EXERCISE: Recast as a numbered list, omitting blank lines, the part of the items that opens with the line containing "Text: 29: 29 [304,351,319,364]" and closes with the line containing "Text: 22: 22 [260,139,276,152]".

STORED ROWS:
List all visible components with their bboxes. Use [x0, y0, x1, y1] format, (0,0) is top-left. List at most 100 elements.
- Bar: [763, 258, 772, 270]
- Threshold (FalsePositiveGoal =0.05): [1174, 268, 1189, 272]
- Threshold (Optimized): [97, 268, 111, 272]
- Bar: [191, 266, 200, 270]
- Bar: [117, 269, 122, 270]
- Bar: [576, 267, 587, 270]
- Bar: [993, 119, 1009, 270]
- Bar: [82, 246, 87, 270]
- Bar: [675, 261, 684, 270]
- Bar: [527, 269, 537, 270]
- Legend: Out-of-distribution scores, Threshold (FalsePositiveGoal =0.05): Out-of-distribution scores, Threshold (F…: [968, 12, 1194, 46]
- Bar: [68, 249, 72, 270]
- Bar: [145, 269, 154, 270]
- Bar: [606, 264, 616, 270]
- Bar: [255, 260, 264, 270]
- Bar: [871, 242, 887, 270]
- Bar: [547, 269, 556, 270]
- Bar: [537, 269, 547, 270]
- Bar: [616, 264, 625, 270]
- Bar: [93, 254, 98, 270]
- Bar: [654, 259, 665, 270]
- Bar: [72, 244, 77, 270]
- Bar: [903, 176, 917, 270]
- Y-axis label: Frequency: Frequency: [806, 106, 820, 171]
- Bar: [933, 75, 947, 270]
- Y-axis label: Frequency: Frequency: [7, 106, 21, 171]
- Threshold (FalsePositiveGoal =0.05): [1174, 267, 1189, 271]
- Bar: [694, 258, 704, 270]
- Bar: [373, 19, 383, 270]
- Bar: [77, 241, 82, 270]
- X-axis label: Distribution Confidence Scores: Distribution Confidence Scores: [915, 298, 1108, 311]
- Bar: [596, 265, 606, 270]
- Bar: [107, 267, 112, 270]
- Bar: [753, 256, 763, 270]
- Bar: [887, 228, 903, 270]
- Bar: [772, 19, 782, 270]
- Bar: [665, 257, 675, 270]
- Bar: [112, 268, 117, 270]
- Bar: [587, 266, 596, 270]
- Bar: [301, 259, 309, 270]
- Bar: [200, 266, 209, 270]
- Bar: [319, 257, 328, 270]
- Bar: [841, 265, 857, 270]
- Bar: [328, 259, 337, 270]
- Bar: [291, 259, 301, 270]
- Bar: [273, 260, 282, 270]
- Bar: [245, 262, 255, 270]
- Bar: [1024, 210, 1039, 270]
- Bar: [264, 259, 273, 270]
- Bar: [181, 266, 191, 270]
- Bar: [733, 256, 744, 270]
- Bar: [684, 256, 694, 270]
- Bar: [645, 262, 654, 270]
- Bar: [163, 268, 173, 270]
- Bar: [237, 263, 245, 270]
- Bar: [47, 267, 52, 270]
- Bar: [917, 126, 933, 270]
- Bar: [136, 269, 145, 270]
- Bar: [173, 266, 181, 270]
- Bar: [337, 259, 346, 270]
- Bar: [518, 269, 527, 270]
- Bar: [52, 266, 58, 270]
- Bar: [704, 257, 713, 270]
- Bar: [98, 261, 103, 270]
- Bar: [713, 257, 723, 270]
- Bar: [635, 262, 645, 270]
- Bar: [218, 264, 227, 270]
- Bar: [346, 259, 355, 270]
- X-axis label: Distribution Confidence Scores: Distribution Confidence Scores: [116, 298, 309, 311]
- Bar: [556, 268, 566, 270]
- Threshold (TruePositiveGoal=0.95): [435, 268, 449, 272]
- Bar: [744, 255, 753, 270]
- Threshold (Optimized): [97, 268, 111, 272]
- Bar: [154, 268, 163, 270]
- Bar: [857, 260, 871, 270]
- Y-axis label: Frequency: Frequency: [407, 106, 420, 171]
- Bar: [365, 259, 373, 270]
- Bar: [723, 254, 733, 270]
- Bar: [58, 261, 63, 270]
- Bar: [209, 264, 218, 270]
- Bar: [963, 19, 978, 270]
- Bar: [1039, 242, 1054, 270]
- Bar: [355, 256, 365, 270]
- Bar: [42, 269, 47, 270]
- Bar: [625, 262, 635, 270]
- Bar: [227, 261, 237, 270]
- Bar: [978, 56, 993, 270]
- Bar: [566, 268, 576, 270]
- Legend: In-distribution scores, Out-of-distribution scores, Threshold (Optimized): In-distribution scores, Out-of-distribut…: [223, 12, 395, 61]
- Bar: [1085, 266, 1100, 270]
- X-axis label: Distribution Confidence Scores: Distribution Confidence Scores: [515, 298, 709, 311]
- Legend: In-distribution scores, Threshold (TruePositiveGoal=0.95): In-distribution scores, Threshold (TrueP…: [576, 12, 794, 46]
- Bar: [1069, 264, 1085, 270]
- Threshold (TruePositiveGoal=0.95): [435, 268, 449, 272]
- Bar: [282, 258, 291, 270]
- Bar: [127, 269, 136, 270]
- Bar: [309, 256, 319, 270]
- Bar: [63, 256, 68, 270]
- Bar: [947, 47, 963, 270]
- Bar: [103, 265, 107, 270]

...

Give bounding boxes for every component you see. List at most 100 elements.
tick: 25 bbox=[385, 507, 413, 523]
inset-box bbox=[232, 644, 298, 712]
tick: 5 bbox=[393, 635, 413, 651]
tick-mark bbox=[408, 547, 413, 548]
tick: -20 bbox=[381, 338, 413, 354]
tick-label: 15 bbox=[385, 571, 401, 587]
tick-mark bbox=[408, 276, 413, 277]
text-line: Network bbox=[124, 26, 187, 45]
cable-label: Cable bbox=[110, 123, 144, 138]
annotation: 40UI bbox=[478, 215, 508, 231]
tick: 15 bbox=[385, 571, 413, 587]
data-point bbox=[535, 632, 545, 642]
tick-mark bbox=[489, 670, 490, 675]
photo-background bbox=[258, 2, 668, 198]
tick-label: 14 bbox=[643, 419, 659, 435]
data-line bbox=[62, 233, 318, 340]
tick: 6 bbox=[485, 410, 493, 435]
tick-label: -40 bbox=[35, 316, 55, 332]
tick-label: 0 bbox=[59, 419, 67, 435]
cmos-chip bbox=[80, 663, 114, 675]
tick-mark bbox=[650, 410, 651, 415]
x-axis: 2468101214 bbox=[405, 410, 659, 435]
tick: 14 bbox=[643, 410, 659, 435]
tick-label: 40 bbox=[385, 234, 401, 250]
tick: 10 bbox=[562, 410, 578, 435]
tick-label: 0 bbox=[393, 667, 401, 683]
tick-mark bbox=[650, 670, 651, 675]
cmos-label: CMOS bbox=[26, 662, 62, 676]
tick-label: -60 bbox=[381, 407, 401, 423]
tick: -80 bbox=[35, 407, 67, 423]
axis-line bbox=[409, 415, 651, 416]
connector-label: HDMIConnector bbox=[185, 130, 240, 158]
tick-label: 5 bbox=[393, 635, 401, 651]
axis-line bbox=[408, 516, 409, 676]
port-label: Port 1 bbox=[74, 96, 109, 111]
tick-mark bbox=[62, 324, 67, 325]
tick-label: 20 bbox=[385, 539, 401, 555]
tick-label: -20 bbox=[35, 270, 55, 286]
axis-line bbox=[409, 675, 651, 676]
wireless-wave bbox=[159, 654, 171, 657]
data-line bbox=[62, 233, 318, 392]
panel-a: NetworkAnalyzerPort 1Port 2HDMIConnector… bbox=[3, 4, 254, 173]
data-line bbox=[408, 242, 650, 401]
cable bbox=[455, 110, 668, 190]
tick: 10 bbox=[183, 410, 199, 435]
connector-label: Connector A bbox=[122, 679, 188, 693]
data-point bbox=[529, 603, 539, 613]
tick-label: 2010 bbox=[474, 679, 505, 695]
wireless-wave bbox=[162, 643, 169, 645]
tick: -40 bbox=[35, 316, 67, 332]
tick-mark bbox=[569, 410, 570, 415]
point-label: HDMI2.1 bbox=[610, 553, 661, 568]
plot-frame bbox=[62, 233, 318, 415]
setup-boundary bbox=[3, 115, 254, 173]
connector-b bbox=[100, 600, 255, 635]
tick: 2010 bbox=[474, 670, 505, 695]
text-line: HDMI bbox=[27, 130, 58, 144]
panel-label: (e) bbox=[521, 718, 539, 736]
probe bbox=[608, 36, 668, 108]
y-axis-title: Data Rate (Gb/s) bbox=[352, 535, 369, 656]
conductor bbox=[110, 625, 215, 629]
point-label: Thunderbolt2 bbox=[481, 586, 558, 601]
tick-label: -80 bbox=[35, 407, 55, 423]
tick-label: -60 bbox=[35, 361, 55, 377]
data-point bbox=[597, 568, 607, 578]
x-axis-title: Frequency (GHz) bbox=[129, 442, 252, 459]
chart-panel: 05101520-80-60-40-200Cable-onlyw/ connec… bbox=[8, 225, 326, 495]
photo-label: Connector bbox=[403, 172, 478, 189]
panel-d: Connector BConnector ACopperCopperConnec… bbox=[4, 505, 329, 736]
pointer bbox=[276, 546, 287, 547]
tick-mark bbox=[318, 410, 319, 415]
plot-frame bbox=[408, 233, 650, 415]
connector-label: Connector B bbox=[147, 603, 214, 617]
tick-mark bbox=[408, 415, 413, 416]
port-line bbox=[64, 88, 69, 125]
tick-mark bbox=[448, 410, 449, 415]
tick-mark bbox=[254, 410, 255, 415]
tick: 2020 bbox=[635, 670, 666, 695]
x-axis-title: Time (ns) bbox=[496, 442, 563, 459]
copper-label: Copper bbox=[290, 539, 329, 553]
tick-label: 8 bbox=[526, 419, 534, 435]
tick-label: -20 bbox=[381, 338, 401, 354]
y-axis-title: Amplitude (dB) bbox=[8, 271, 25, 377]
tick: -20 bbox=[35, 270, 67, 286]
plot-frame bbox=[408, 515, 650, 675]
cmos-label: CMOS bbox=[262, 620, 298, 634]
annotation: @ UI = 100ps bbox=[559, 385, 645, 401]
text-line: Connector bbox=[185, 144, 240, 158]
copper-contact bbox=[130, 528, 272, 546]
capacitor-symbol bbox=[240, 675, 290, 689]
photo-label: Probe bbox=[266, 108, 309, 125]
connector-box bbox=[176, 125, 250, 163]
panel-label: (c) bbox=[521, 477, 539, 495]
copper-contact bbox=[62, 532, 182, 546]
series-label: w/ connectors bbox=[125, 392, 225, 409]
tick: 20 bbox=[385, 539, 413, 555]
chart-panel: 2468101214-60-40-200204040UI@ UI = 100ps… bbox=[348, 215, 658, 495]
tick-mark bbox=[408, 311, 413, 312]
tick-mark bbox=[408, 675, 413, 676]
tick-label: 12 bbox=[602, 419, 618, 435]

---

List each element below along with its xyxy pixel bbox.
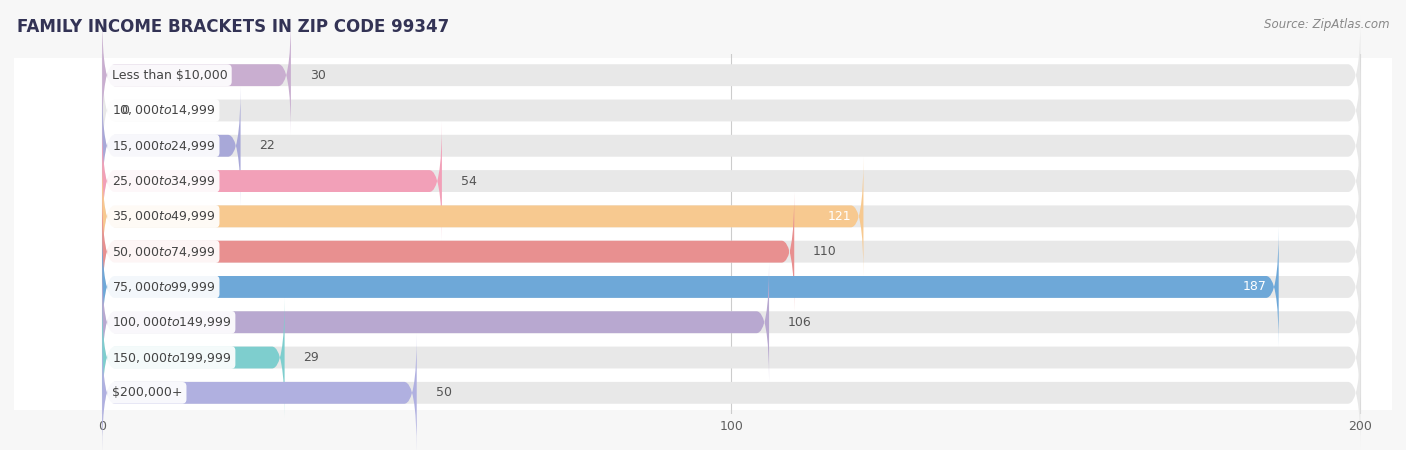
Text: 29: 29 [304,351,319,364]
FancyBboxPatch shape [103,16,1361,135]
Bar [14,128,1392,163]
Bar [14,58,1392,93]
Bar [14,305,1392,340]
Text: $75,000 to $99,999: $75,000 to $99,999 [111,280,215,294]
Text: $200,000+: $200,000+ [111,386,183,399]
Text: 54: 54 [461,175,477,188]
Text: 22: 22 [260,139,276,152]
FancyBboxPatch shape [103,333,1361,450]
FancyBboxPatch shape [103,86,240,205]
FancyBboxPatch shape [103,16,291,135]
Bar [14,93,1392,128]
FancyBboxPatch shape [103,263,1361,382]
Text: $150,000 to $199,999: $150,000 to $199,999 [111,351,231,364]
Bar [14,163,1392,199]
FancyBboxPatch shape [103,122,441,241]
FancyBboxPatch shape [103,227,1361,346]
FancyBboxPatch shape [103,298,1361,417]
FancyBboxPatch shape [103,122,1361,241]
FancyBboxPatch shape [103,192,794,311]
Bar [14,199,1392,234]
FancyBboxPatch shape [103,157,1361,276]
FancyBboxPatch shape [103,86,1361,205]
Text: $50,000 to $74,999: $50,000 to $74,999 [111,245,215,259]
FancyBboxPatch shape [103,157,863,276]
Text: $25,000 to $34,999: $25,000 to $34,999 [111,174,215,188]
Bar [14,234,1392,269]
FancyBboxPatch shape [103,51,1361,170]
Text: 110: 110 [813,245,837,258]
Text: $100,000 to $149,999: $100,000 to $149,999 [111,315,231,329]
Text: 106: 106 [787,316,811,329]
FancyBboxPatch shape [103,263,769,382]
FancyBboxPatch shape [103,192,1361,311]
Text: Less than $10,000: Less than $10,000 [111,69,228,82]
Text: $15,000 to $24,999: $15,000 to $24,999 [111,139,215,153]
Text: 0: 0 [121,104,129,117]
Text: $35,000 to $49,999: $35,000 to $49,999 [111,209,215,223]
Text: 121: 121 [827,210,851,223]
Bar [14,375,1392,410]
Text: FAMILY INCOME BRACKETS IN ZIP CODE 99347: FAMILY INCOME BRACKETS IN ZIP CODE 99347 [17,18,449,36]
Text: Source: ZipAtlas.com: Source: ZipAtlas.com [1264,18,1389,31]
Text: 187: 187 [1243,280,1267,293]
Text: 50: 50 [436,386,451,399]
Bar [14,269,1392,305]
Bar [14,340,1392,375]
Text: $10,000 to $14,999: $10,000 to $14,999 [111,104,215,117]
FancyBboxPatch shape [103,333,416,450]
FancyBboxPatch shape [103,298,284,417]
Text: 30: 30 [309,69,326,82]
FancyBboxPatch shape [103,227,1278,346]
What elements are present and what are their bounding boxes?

SOLUTION TO THE PROBLEM:
1. Text: 29: 29 [304,351,319,364]
2. FancyBboxPatch shape [103,16,1361,135]
3. Bar [14,128,1392,163]
4. Bar [14,58,1392,93]
5. Bar [14,305,1392,340]
6. Text: $75,000 to $99,999: $75,000 to $99,999 [111,280,215,294]
7. Text: $200,000+: $200,000+ [111,386,183,399]
8. Text: 54: 54 [461,175,477,188]
9. Text: 22: 22 [260,139,276,152]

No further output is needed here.